Short problem: Locate the lines where "this" occurs and copy them as they stand.

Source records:
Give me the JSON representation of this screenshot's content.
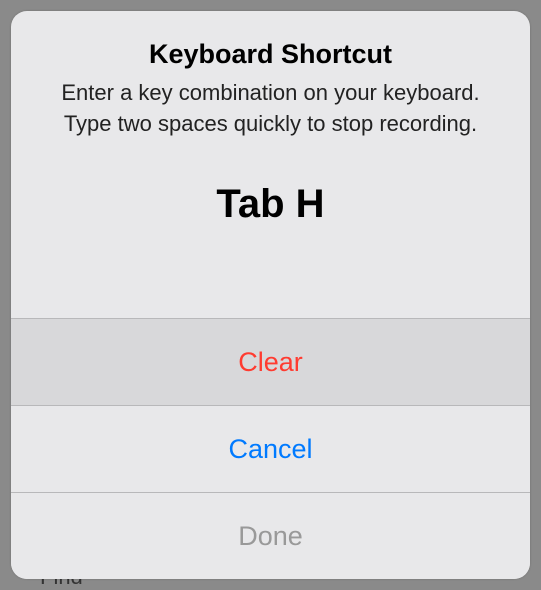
{
  "alert": {
    "title": "Keyboard Shortcut",
    "message": "Enter a key combination on your keyboard. Type two spaces quickly to stop recording.",
    "shortcut_value": "Tab H",
    "buttons": {
      "clear": "Clear",
      "cancel": "Cancel",
      "done": "Done"
    }
  },
  "backdrop": {
    "partial_text": "Find"
  }
}
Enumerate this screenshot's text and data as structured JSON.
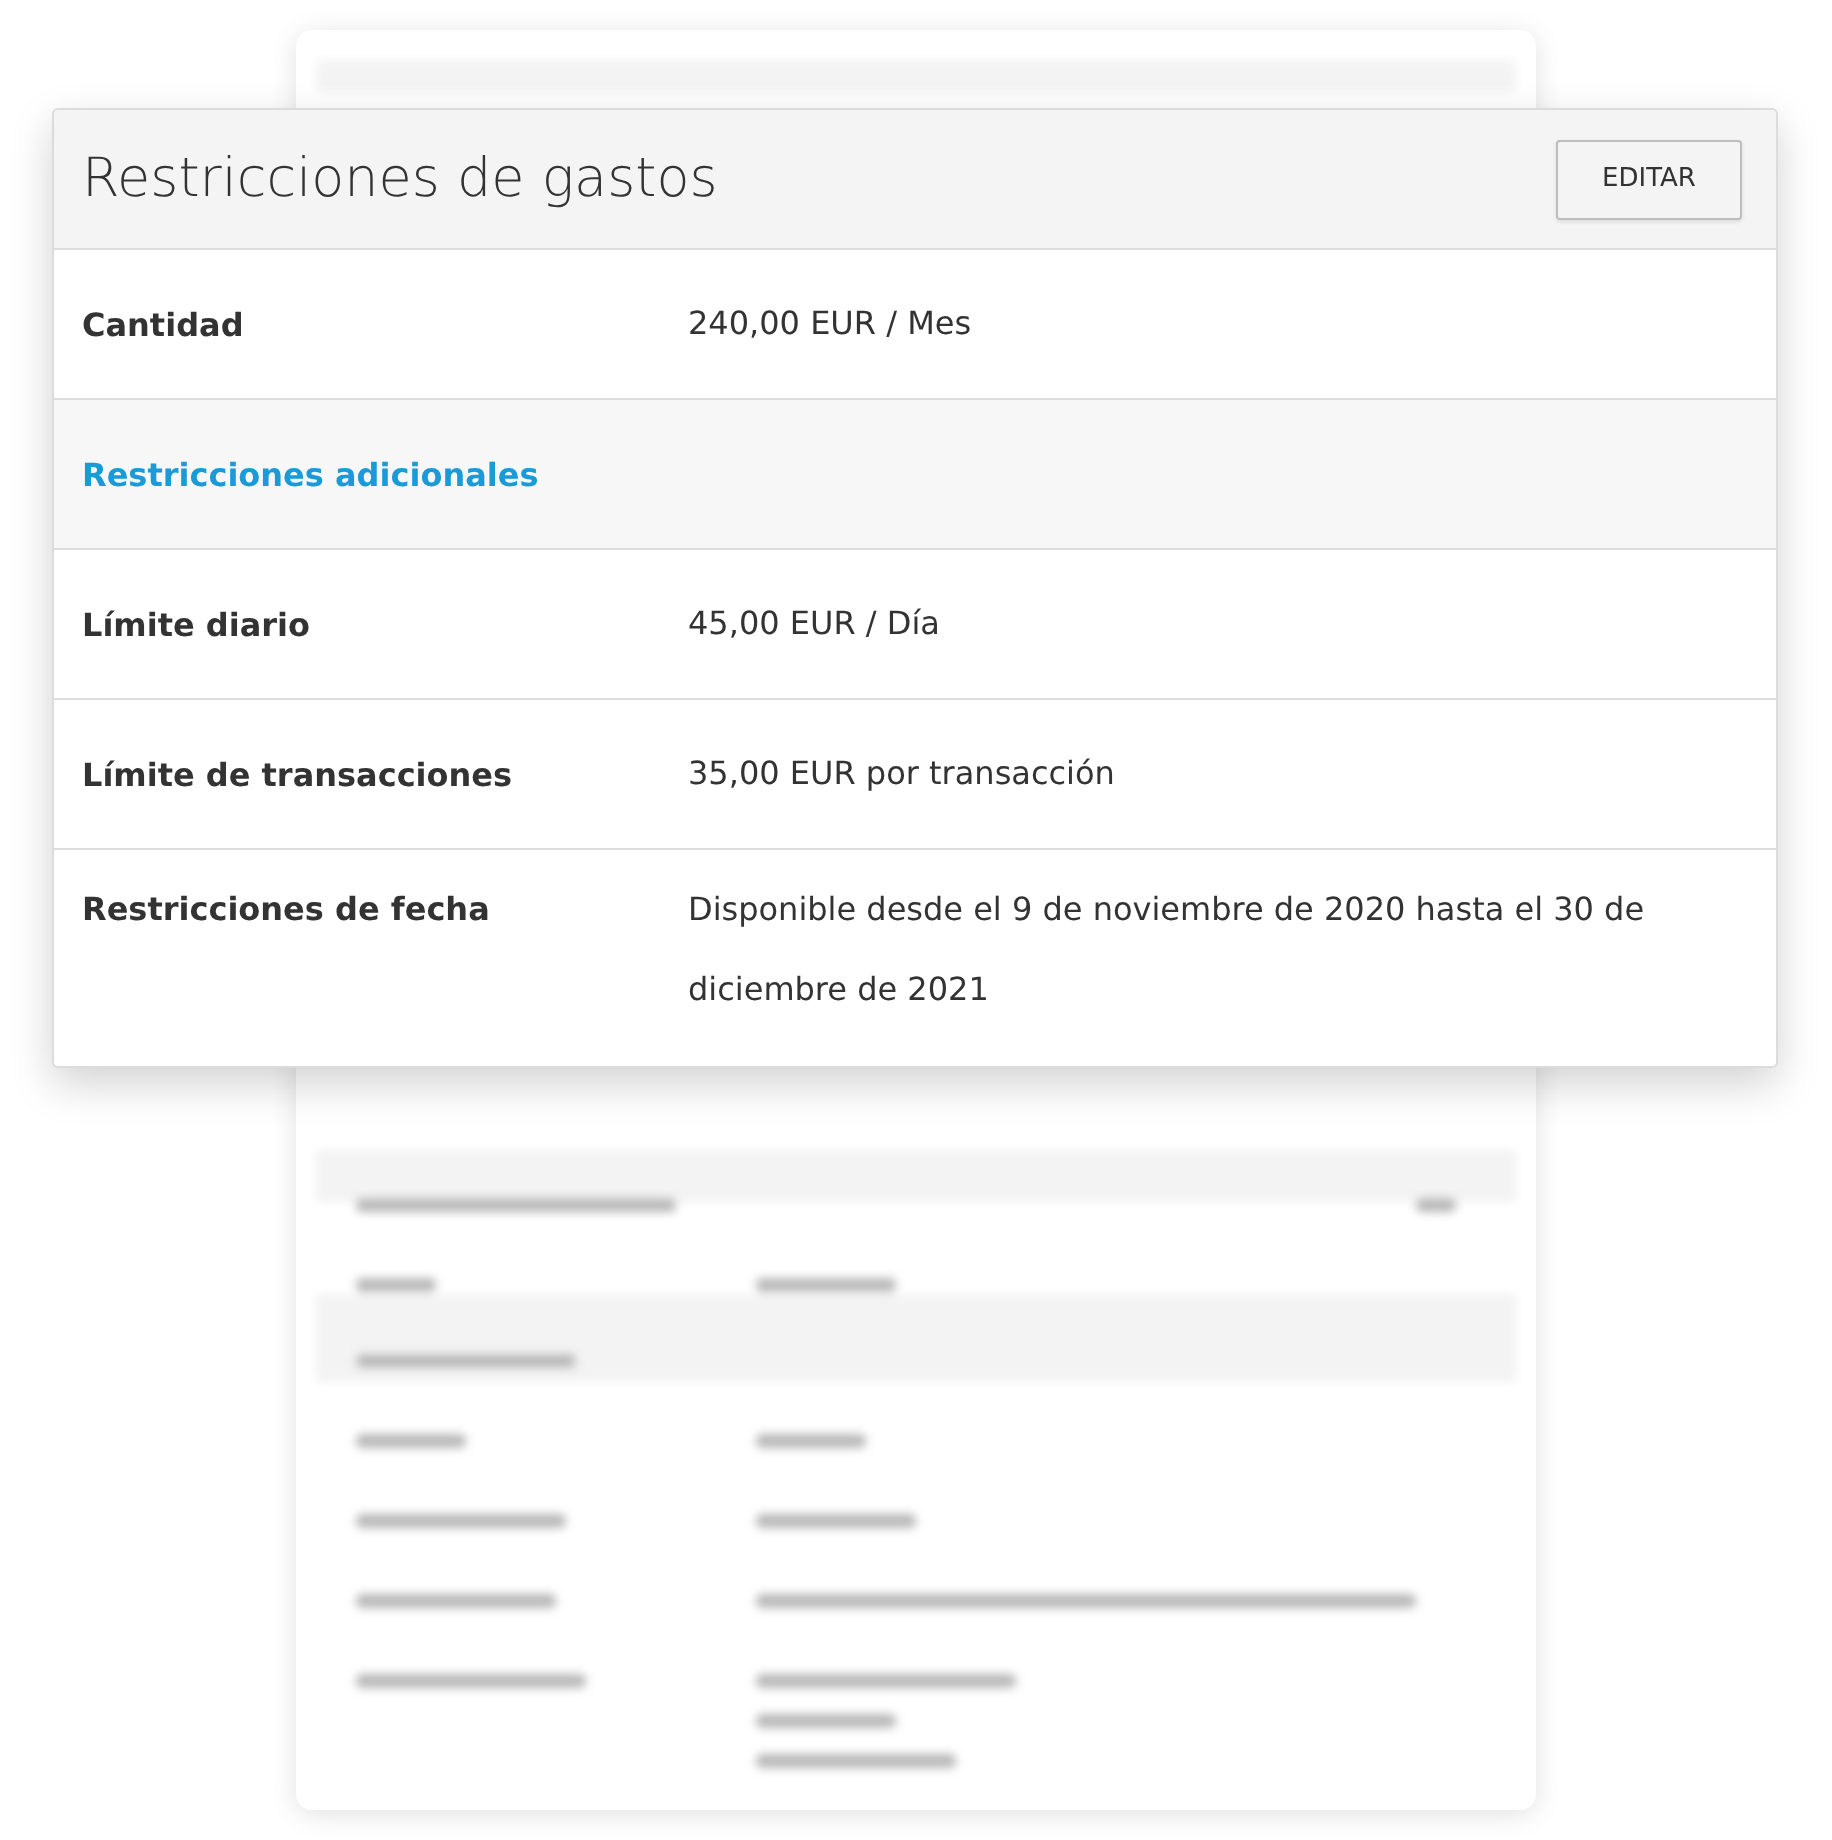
{
  "card": {
    "title": "Restricciones de gastos",
    "edit_button": "EDITAR",
    "rows": [
      {
        "kind": "field",
        "label": "Cantidad",
        "value": "240,00 EUR / Mes"
      },
      {
        "kind": "section",
        "label": "Restricciones adicionales"
      },
      {
        "kind": "field",
        "label": "Límite diario",
        "value": "45,00 EUR / Día"
      },
      {
        "kind": "field",
        "label": "Límite de transacciones",
        "value": "35,00 EUR por transacción"
      },
      {
        "kind": "field",
        "label": "Restricciones de fecha",
        "value": "Disponible desde el 9 de noviembre de 2020 hasta el 30 de diciembre de 2021"
      }
    ]
  }
}
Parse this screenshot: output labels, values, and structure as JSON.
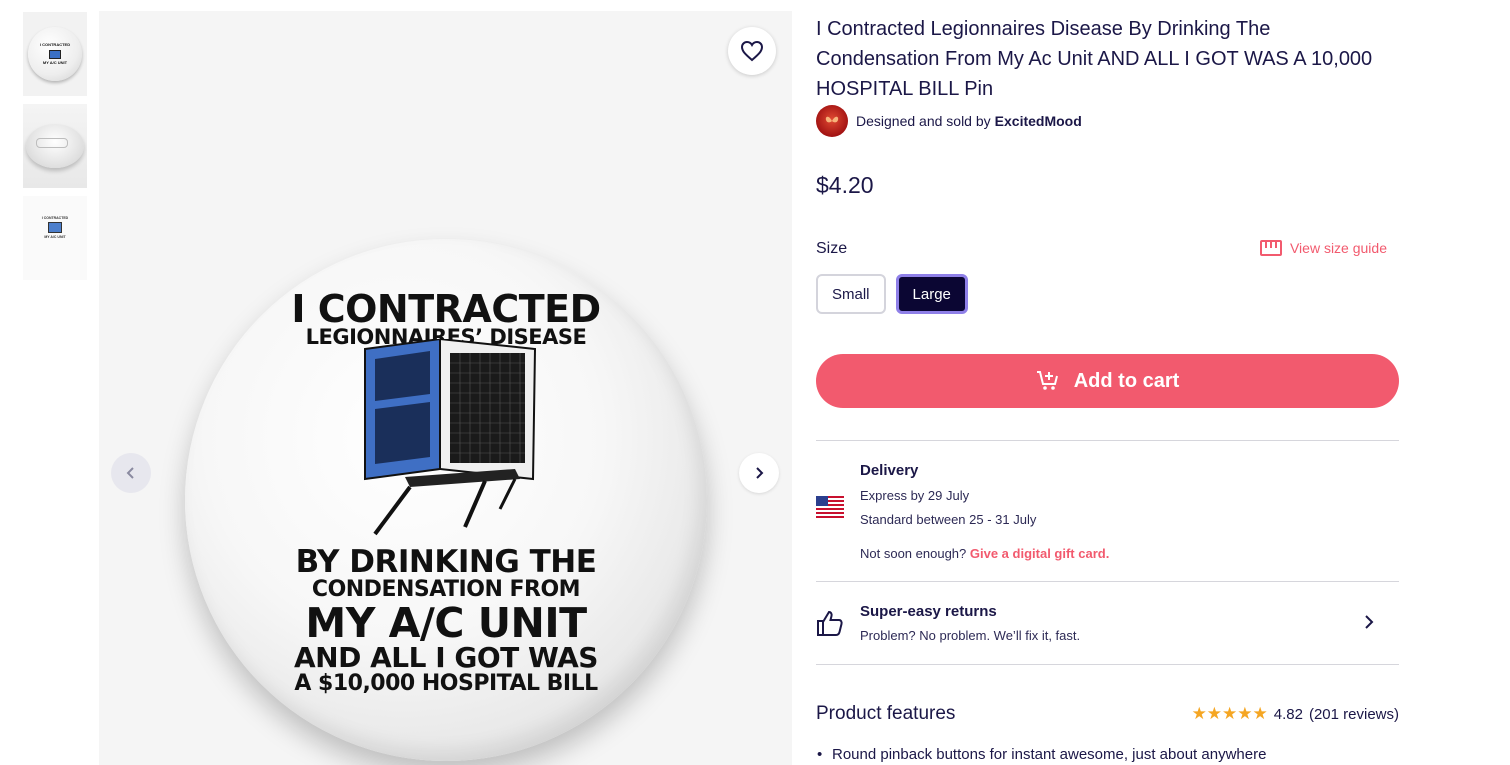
{
  "thumbnails": [
    "front-view",
    "back-view",
    "artwork-view"
  ],
  "thumbnail_mini_text": {
    "t1_top": "I CONTRACTED",
    "t1_bottom": "MY A/C UNIT"
  },
  "pin_art": {
    "line1": "I CONTRACTED",
    "line2": "LEGIONNAIRES’ DISEASE",
    "line3": "BY DRINKING THE",
    "line4": "CONDENSATION FROM",
    "line5": "MY A/C UNIT",
    "line6": "AND ALL I GOT WAS",
    "line7": "A $10,000 HOSPITAL BILL"
  },
  "product": {
    "title": "I Contracted Legionnaires Disease By Drinking The Condensation From My Ac Unit AND ALL I GOT WAS A 10,000 HOSPITAL BILL Pin",
    "seller_prefix": "Designed and sold by",
    "seller_name": "ExcitedMood",
    "price": "$4.20"
  },
  "size": {
    "label": "Size",
    "guide_label": "View size guide",
    "options": [
      "Small",
      "Large"
    ],
    "selected": "Large"
  },
  "cart": {
    "label": "Add to cart"
  },
  "delivery": {
    "title": "Delivery",
    "express": "Express by 29 July",
    "standard": "Standard between 25 - 31 July",
    "not_soon": "Not soon enough?",
    "gift_link": "Give a digital gift card."
  },
  "returns": {
    "title": "Super-easy returns",
    "subtitle": "Problem? No problem. We’ll fix it, fast."
  },
  "features": {
    "title": "Product features",
    "rating": "4.82",
    "reviews": "(201 reviews)",
    "stars": "★★★★★",
    "bullets": [
      "Round pinback buttons for instant awesome, just about anywhere"
    ]
  },
  "colors": {
    "accent": "#f25a6e",
    "navy": "#0b0633",
    "selected_border": "#8f80e8",
    "star": "#f5a623"
  },
  "icons": [
    "heart-icon",
    "chevron-left-icon",
    "chevron-right-icon",
    "ruler-icon",
    "cart-plus-icon",
    "us-flag-icon",
    "thumbs-up-icon"
  ]
}
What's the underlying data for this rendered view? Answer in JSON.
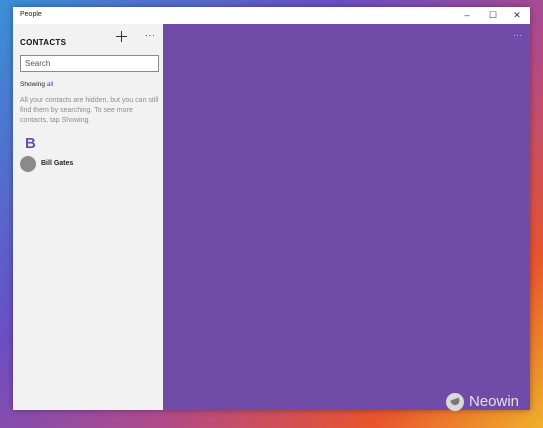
{
  "window": {
    "title": "People",
    "controls": {
      "minimize": "–",
      "maximize": "☐",
      "close": "✕"
    }
  },
  "sidebar": {
    "heading": "CONTACTS",
    "add_icon": "plus-icon",
    "more_label": "···",
    "search_placeholder": "Search",
    "showing_label": "Showing",
    "showing_link": "all",
    "hint": "All your contacts are hidden, but you can still find them by searching. To see more contacts, tap Showing.",
    "group_letter": "B",
    "contacts": [
      {
        "name": "Bill Gates"
      }
    ]
  },
  "main": {
    "more_label": "···",
    "background": "#704ca8"
  },
  "watermark": {
    "text": "Neowin"
  }
}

Output below:
Give me the JSON representation of this screenshot's content.
Enumerate this screenshot's text and data as structured JSON.
Parse this screenshot: output labels, values, and structure as JSON.
What's the underlying data for this rendered view? Answer in JSON.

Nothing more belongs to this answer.